* [Exercise aim]: Records follow. Pull out every line that contains "poles".

* [Supplied data]:
════════════════

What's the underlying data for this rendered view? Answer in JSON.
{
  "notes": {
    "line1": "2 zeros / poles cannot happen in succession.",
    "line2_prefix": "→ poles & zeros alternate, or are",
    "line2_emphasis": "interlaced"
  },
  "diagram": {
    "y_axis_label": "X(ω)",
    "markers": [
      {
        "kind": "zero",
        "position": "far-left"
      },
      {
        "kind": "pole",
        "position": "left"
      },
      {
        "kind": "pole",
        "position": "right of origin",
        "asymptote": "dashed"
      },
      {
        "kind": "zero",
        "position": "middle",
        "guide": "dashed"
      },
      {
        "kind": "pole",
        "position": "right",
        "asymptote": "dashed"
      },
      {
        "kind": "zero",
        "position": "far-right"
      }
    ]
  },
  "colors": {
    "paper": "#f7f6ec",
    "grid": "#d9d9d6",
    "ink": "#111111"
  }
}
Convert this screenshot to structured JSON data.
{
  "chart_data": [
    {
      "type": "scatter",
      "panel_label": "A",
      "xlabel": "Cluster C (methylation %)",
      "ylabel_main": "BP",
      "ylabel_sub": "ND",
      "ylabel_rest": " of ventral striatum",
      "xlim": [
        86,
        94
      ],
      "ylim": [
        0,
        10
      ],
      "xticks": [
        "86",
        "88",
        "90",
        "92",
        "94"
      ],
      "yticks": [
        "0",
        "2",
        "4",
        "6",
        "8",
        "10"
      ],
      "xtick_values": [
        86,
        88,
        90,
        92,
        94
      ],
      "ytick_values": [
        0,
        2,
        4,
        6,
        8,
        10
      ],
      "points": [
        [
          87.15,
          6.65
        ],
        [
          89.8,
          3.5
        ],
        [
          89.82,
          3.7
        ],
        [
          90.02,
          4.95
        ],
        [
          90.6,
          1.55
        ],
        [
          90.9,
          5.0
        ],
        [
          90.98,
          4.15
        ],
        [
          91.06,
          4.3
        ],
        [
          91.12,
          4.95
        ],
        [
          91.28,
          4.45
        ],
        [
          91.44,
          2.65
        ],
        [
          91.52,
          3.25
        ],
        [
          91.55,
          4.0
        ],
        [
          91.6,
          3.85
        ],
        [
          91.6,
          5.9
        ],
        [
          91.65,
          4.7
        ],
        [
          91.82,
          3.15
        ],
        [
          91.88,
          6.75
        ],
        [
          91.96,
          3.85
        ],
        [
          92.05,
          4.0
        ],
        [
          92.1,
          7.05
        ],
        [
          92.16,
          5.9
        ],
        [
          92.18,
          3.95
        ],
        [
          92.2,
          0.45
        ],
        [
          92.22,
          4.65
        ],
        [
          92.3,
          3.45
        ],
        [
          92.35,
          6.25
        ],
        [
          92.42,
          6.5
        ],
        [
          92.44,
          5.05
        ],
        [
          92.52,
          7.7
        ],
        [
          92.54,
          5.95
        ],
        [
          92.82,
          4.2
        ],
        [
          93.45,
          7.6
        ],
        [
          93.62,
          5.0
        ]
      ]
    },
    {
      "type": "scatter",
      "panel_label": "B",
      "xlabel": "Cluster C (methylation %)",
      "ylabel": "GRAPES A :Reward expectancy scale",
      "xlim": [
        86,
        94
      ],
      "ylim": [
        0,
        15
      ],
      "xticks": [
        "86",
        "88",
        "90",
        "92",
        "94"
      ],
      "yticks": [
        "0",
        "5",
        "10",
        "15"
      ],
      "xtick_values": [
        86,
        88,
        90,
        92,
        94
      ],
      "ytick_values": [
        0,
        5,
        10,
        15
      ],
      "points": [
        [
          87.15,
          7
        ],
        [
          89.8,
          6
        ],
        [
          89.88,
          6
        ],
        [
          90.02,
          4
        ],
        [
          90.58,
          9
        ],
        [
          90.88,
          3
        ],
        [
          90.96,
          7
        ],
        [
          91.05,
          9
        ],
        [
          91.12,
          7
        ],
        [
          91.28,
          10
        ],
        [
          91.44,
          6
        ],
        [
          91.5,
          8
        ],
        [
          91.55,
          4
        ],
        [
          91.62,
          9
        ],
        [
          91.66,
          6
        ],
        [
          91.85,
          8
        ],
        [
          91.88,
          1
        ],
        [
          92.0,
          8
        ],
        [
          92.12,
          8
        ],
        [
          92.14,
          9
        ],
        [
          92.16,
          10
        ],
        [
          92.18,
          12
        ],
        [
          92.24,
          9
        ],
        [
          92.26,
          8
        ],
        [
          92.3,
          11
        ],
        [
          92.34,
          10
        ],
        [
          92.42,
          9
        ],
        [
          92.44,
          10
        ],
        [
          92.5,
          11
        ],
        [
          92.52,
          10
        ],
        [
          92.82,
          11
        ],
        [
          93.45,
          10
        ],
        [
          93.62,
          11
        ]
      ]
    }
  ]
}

════════════════

* [Result]:
    "line1": "2 zeros / poles cannot happen in succession.",
    "line2_prefix": "→ poles & zeros alternate, or are",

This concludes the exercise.